* **Your task**: Each line of the data should be duplicated precisely.

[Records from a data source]
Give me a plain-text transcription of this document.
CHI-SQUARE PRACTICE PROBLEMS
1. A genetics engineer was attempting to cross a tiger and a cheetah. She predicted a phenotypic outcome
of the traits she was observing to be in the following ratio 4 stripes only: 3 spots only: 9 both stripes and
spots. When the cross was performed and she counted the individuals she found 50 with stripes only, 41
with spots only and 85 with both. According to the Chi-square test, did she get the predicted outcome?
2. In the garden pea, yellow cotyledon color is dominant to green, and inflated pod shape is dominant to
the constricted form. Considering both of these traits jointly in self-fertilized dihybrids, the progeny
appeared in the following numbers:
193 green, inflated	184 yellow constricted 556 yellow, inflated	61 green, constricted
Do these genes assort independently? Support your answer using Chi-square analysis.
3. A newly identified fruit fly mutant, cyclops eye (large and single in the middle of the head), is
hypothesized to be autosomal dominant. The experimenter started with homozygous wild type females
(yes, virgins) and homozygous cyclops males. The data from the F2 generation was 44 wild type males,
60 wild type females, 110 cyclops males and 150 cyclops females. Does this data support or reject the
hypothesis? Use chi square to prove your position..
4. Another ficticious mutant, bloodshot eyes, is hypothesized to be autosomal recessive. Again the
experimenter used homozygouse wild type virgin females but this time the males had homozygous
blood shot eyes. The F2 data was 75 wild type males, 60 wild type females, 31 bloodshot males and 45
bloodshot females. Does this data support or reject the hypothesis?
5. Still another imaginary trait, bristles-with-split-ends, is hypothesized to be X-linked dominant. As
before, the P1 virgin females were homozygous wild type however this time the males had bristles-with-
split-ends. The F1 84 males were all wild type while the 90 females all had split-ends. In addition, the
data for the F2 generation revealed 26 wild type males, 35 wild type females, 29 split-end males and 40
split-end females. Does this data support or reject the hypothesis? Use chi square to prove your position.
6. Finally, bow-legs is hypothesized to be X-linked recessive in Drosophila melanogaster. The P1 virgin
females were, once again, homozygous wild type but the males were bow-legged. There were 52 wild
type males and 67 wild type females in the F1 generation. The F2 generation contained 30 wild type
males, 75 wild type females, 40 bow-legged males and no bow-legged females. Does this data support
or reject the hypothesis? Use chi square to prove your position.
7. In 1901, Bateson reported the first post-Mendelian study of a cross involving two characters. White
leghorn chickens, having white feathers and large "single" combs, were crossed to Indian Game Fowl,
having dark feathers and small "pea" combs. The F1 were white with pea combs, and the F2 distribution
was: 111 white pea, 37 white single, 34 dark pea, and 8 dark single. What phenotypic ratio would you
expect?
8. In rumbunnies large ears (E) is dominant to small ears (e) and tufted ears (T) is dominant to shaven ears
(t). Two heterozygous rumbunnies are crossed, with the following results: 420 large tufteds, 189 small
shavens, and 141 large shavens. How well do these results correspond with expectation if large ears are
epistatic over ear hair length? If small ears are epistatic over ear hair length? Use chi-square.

* **Solution to the problem**:
Give me a plain-text transcription of this document.
CHI-SQUARE PRACTICE PROBLEMS
1. A genetics engineer was attempting to cross a tiger and a cheetah. She predicted a phenotypic outcome
of the traits she was observing to be in the following ratio 4 stripes only: 3 spots only: 9 both stripes and
spots. When the cross was performed and she counted the individuals she found 50 with stripes only, 41
with spots only and 85 with both. According to the Chi-square test, did she get the predicted outcome?
2. In the garden pea, yellow cotyledon color is dominant to green, and inflated pod shape is dominant to
the constricted form. Considering both of these traits jointly in self-fertilized dihybrids, the progeny
appeared in the following numbers:
193 green, inflated	184 yellow constricted 556 yellow, inflated	61 green, constricted
Do these genes assort independently? Support your answer using Chi-square analysis.
3. A newly identified fruit fly mutant, cyclops eye (large and single in the middle of the head), is
hypothesized to be autosomal dominant. The experimenter started with homozygous wild type females
(yes, virgins) and homozygous cyclops males. The data from the F2 generation was 44 wild type males,
60 wild type females, 110 cyclops males and 150 cyclops females. Does this data support or reject the
hypothesis? Use chi square to prove your position..
4. Another ficticious mutant, bloodshot eyes, is hypothesized to be autosomal recessive. Again the
experimenter used homozygouse wild type virgin females but this time the males had homozygous
blood shot eyes. The F2 data was 75 wild type males, 60 wild type females, 31 bloodshot males and 45
bloodshot females. Does this data support or reject the hypothesis?
5. Still another imaginary trait, bristles-with-split-ends, is hypothesized to be X-linked dominant. As
before, the P1 virgin females were homozygous wild type however this time the males had bristles-with-
split-ends. The F1 84 males were all wild type while the 90 females all had split-ends. In addition, the
data for the F2 generation revealed 26 wild type males, 35 wild type females, 29 split-end males and 40
split-end females. Does this data support or reject the hypothesis? Use chi square to prove your position.
6. Finally, bow-legs is hypothesized to be X-linked recessive in Drosophila melanogaster. The P1 virgin
females were, once again, homozygous wild type but the males were bow-legged. There were 52 wild
type males and 67 wild type females in the F1 generation. The F2 generation contained 30 wild type
males, 75 wild type females, 40 bow-legged males and no bow-legged females. Does this data support
or reject the hypothesis? Use chi square to prove your position.
7. In 1901, Bateson reported the first post-Mendelian study of a cross involving two characters. White
leghorn chickens, having white feathers and large "single" combs, were crossed to Indian Game Fowl,
having dark feathers and small "pea" combs. The F1 were white with pea combs, and the F2 distribution
was: 111 white pea, 37 white single, 34 dark pea, and 8 dark single. What phenotypic ratio would you
expect?
8. In rumbunnies large ears (E) is dominant to small ears (e) and tufted ears (T) is dominant to shaven ears
(t). Two heterozygous rumbunnies are crossed, with the following results: 420 large tufteds, 189 small
shavens, and 141 large shavens. How well do these results correspond with expectation if large ears are
epistatic over ear hair length? If small ears are epistatic over ear hair length? Use chi-square.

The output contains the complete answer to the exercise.